*Stored rows*

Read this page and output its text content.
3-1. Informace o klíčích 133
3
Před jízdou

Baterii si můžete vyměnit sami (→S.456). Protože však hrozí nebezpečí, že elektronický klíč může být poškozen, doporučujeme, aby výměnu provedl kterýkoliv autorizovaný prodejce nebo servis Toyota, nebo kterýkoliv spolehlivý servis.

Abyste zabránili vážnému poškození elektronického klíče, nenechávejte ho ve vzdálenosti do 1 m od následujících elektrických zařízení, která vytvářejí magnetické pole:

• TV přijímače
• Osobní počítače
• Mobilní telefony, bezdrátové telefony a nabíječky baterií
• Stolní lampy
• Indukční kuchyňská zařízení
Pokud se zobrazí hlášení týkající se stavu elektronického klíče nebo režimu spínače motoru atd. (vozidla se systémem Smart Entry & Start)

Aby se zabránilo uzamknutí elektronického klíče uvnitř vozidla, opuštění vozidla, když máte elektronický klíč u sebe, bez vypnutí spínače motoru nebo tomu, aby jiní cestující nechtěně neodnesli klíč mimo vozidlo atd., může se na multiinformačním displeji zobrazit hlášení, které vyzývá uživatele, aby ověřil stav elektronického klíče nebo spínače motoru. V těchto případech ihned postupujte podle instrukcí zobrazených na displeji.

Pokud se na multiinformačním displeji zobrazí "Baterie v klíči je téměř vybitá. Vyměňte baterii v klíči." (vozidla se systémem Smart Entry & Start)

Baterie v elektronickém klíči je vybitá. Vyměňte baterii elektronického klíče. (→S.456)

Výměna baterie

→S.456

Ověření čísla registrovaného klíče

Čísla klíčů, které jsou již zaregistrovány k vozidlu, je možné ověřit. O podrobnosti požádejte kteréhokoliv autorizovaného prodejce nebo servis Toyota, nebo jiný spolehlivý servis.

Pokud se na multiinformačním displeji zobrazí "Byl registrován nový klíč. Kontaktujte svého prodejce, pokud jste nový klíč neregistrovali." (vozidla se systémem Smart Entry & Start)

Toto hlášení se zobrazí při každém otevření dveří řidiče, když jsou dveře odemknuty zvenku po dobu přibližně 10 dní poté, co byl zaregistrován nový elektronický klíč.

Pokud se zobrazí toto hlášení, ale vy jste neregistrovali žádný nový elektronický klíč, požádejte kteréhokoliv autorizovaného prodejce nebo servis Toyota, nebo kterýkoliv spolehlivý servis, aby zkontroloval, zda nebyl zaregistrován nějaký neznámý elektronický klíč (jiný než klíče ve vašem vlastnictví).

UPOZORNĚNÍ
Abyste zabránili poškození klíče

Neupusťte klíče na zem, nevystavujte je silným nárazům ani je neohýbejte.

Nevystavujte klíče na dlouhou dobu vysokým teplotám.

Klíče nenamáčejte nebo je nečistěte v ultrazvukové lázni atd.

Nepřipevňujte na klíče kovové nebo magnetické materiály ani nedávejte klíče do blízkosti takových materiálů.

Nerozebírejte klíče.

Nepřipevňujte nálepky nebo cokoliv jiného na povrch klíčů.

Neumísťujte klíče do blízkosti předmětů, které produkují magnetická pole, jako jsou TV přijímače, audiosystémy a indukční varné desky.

*What you are asked to do*
Identify each line in the entries with the word "spínače" and copy it.

*Written solution*
Pokud se zobrazí hlášení týkající se stavu elektronického klíče nebo režimu spínače motoru atd. (vozidla se systémem Smart Entry & Start)
Aby se zabránilo uzamknutí elektronického klíče uvnitř vozidla, opuštění vozidla, když máte elektronický klíč u sebe, bez vypnutí spínače motoru nebo tomu, aby jiní cestující nechtěně neodnesli klíč mimo vozidlo atd., může se na multiinformačním displeji zobrazit hlášení, které vyzývá uživatele, aby ověřil stav elektronického klíče nebo spínače motoru. V těchto případech ihned postupujte podle instrukcí zobrazených na displeji.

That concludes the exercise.